--- Start ---
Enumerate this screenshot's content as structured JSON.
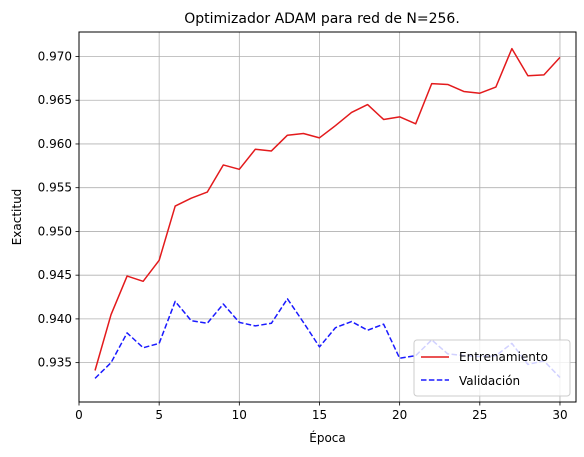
{
  "chart_data": {
    "type": "line",
    "title": "Optimizador ADAM para red de N=256.",
    "xlabel": "Época",
    "ylabel": "Exactitud",
    "xlim": [
      0,
      31
    ],
    "ylim": [
      0.9305,
      0.9728
    ],
    "xticks": [
      0,
      5,
      10,
      15,
      20,
      25,
      30
    ],
    "yticks": [
      0.935,
      0.94,
      0.945,
      0.95,
      0.955,
      0.96,
      0.965,
      0.97
    ],
    "ytick_labels": [
      "0.935",
      "0.940",
      "0.945",
      "0.950",
      "0.955",
      "0.960",
      "0.965",
      "0.970"
    ],
    "grid": true,
    "legend_position": "lower-right",
    "x": [
      1,
      2,
      3,
      4,
      5,
      6,
      7,
      8,
      9,
      10,
      11,
      12,
      13,
      14,
      15,
      16,
      17,
      18,
      19,
      20,
      21,
      22,
      23,
      24,
      25,
      26,
      27,
      28,
      29,
      30
    ],
    "series": [
      {
        "name": "Entrenamiento",
        "color": "#e31a1c",
        "style": "solid",
        "values": [
          0.9341,
          0.9405,
          0.9449,
          0.9443,
          0.9467,
          0.9529,
          0.9538,
          0.9545,
          0.9576,
          0.9571,
          0.9594,
          0.9592,
          0.961,
          0.9612,
          0.9607,
          0.9621,
          0.9636,
          0.9645,
          0.9628,
          0.9631,
          0.9623,
          0.9669,
          0.9668,
          0.966,
          0.9658,
          0.9665,
          0.9709,
          0.9678,
          0.9679,
          0.9699
        ]
      },
      {
        "name": "Validación",
        "color": "#1a1aff",
        "style": "dashed",
        "values": [
          0.9332,
          0.935,
          0.9384,
          0.9367,
          0.9372,
          0.942,
          0.9398,
          0.9395,
          0.9417,
          0.9396,
          0.9392,
          0.9395,
          0.9423,
          0.9396,
          0.9368,
          0.939,
          0.9397,
          0.9387,
          0.9394,
          0.9355,
          0.9358,
          0.9376,
          0.936,
          0.9358,
          0.9357,
          0.9358,
          0.9372,
          0.9348,
          0.9352,
          0.9333
        ]
      }
    ]
  }
}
--- End ---
Set problem -
Copy everything in the records above except the pictures, exactly as written.

The reply -
Enumerate this screenshot's content as structured JSON.
{
  "chart_data": {
    "type": "line",
    "title": "Optimizador ADAM para red de N=256.",
    "xlabel": "Época",
    "ylabel": "Exactitud",
    "xlim": [
      0,
      31
    ],
    "ylim": [
      0.9305,
      0.9728
    ],
    "xticks": [
      0,
      5,
      10,
      15,
      20,
      25,
      30
    ],
    "yticks": [
      0.935,
      0.94,
      0.945,
      0.95,
      0.955,
      0.96,
      0.965,
      0.97
    ],
    "ytick_labels": [
      "0.935",
      "0.940",
      "0.945",
      "0.950",
      "0.955",
      "0.960",
      "0.965",
      "0.970"
    ],
    "grid": true,
    "legend_position": "lower-right",
    "x": [
      1,
      2,
      3,
      4,
      5,
      6,
      7,
      8,
      9,
      10,
      11,
      12,
      13,
      14,
      15,
      16,
      17,
      18,
      19,
      20,
      21,
      22,
      23,
      24,
      25,
      26,
      27,
      28,
      29,
      30
    ],
    "series": [
      {
        "name": "Entrenamiento",
        "color": "#e31a1c",
        "style": "solid",
        "values": [
          0.9341,
          0.9405,
          0.9449,
          0.9443,
          0.9467,
          0.9529,
          0.9538,
          0.9545,
          0.9576,
          0.9571,
          0.9594,
          0.9592,
          0.961,
          0.9612,
          0.9607,
          0.9621,
          0.9636,
          0.9645,
          0.9628,
          0.9631,
          0.9623,
          0.9669,
          0.9668,
          0.966,
          0.9658,
          0.9665,
          0.9709,
          0.9678,
          0.9679,
          0.9699
        ]
      },
      {
        "name": "Validación",
        "color": "#1a1aff",
        "style": "dashed",
        "values": [
          0.9332,
          0.935,
          0.9384,
          0.9367,
          0.9372,
          0.942,
          0.9398,
          0.9395,
          0.9417,
          0.9396,
          0.9392,
          0.9395,
          0.9423,
          0.9396,
          0.9368,
          0.939,
          0.9397,
          0.9387,
          0.9394,
          0.9355,
          0.9358,
          0.9376,
          0.936,
          0.9358,
          0.9357,
          0.9358,
          0.9372,
          0.9348,
          0.9352,
          0.9333
        ]
      }
    ]
  }
}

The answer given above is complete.